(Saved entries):
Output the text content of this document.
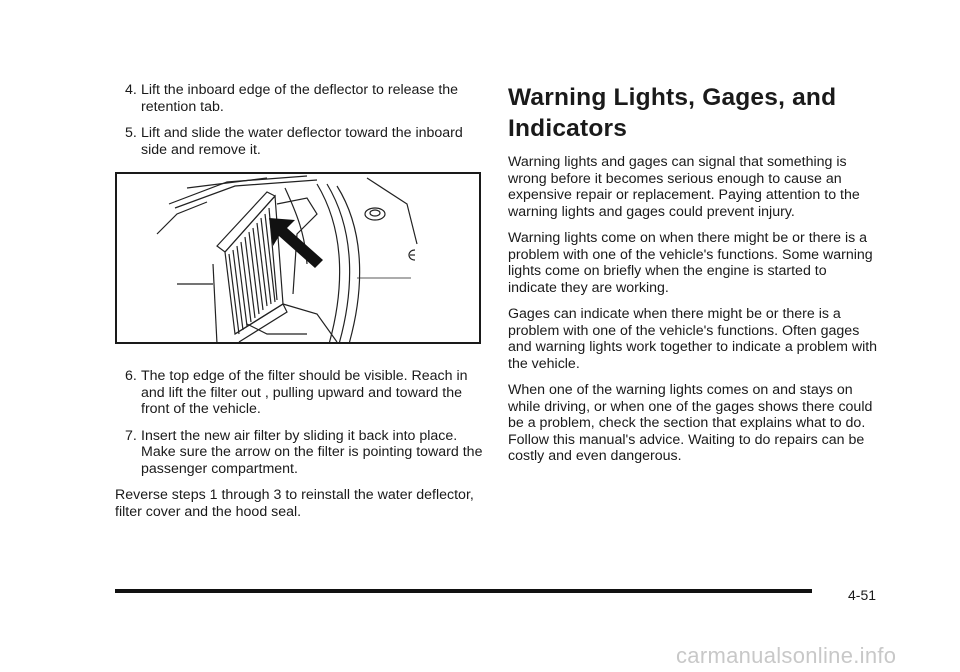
4. Lift the inboard edge of the deflector to release the retention tab.
5. Lift and slide the water deflector toward the inboard side and remove it.
6. The top edge of the filter should be visible. Reach in and lift the filter out , pulling upward and toward the front of the vehicle.
7. Insert the new air filter by sliding it back into place. Make sure the arrow on the filter is pointing toward the passenger compartment.

Reverse steps 1 through 3 to reinstall the water deflector, filter cover and the hood seal.

Warning Lights, Gages, and Indicators

Warning lights and gages can signal that something is wrong before it becomes serious enough to cause an expensive repair or replacement. Paying attention to the warning lights and gages could prevent injury.

Warning lights come on when there might be or there is a problem with one of the vehicle's functions. Some warning lights come on briefly when the engine is started to indicate they are working.

Gages can indicate when there might be or there is a problem with one of the vehicle's functions. Often gages and warning lights work together to indicate a problem with the vehicle.

When one of the warning lights comes on and stays on while driving, or when one of the gages shows there could be a problem, check the section that explains what to do. Follow this manual's advice. Waiting to do repairs can be costly and even dangerous.

4-51
carmanualsonline.info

(Exercise): Would you mind returning each entry above word for word, skipping the images?

(Solution to the problem):
Output the text content of this document.
4. Lift the inboard edge of the deflector to release the retention tab.
5. Lift and slide the water deflector toward the inboard side and remove it.
6. The top edge of the filter should be visible. Reach in and lift the filter out , pulling upward and toward the front of the vehicle.
7. Insert the new air filter by sliding it back into place. Make sure the arrow on the filter is pointing toward the passenger compartment.

Reverse steps 1 through 3 to reinstall the water deflector, filter cover and the hood seal.

Warning Lights, Gages, and Indicators

Warning lights and gages can signal that something is wrong before it becomes serious enough to cause an expensive repair or replacement. Paying attention to the warning lights and gages could prevent injury.

Warning lights come on when there might be or there is a problem with one of the vehicle's functions. Some warning lights come on briefly when the engine is started to indicate they are working.

Gages can indicate when there might be or there is a problem with one of the vehicle's functions. Often gages and warning lights work together to indicate a problem with the vehicle.

When one of the warning lights comes on and stays on while driving, or when one of the gages shows there could be a problem, check the section that explains what to do. Follow this manual's advice. Waiting to do repairs can be costly and even dangerous.

4-51
carmanualsonline.info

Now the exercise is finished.